··· MATERIAL PROVIDED ···
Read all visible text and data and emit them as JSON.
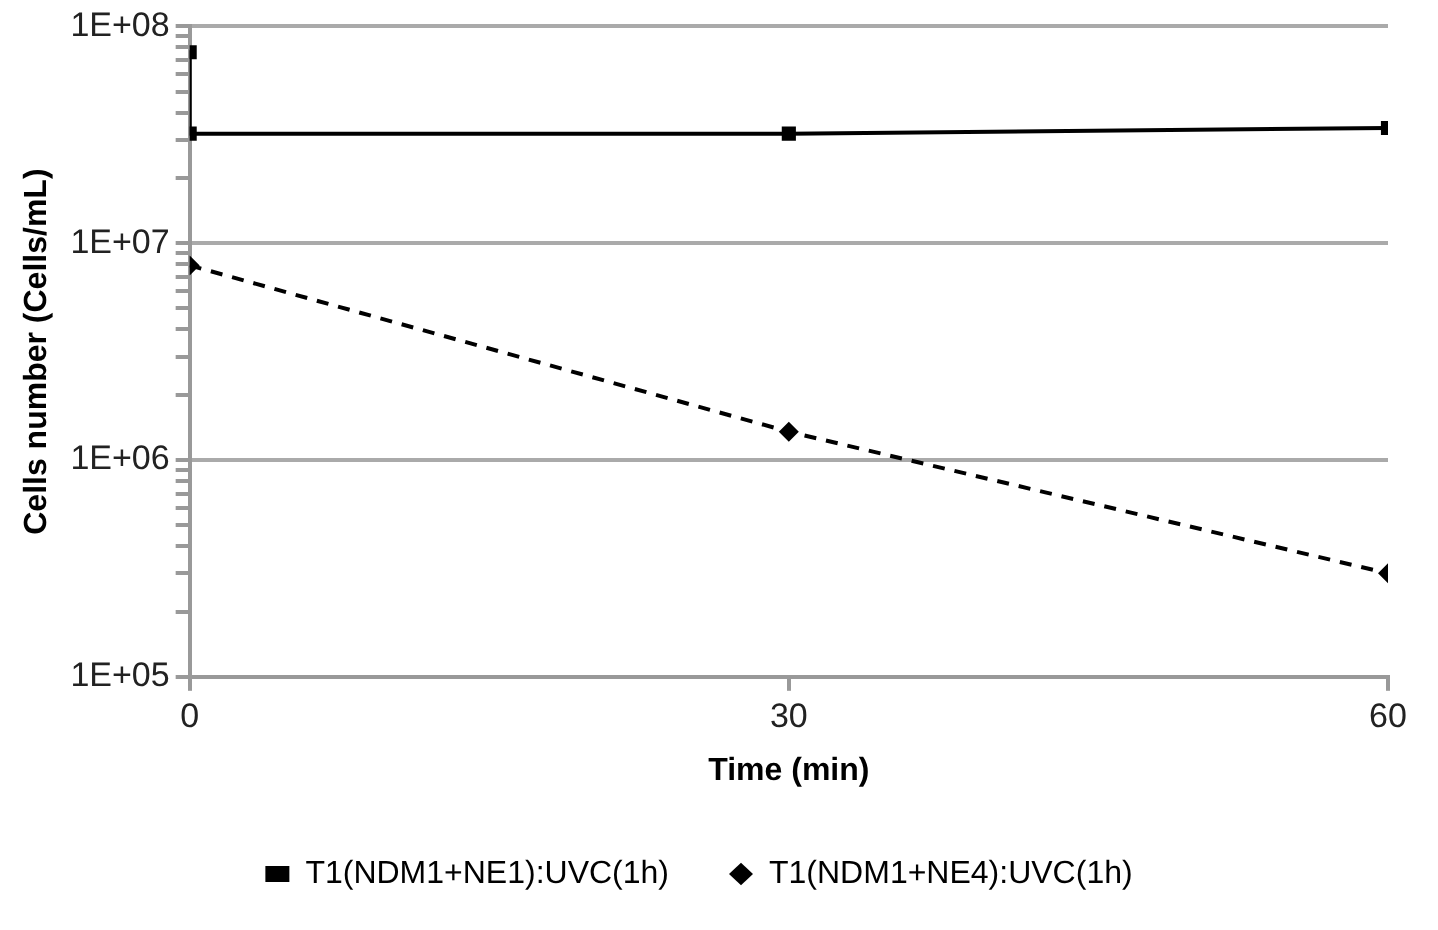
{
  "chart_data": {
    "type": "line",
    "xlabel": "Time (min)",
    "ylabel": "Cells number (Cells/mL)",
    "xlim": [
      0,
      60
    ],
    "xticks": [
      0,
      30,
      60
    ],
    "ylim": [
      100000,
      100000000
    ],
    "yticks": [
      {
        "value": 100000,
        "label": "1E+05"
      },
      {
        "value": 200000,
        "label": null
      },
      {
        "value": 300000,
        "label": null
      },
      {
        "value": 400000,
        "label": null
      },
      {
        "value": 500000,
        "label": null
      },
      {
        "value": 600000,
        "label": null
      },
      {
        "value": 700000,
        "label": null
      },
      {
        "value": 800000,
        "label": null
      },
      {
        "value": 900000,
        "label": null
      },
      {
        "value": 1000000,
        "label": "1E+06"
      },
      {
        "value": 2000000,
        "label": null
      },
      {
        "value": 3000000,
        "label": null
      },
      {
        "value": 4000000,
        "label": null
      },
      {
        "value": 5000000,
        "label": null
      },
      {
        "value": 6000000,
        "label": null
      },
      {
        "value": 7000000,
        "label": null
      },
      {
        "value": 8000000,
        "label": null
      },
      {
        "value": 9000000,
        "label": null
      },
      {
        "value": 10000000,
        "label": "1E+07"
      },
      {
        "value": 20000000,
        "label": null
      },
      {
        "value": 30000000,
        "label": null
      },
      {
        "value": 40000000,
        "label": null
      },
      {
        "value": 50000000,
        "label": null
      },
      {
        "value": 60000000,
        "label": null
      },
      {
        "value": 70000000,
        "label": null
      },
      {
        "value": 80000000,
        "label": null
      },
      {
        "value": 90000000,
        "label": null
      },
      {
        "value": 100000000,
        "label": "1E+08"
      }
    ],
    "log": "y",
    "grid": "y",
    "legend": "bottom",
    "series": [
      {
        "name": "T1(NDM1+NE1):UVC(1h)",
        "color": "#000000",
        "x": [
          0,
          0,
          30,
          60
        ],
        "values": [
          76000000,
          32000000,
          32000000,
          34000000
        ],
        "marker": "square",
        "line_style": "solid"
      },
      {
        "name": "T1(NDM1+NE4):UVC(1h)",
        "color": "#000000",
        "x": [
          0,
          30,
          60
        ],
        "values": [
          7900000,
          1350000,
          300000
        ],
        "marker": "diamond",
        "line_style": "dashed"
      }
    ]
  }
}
···
TASK TO CARRY OUT.
Copy each line of the listing that holds the word "name".

ANSWER TO THE EXERCISE.
        "name": "T1(NDM1+NE1):UVC(1h)",
        "name": "T1(NDM1+NE4):UVC(1h)",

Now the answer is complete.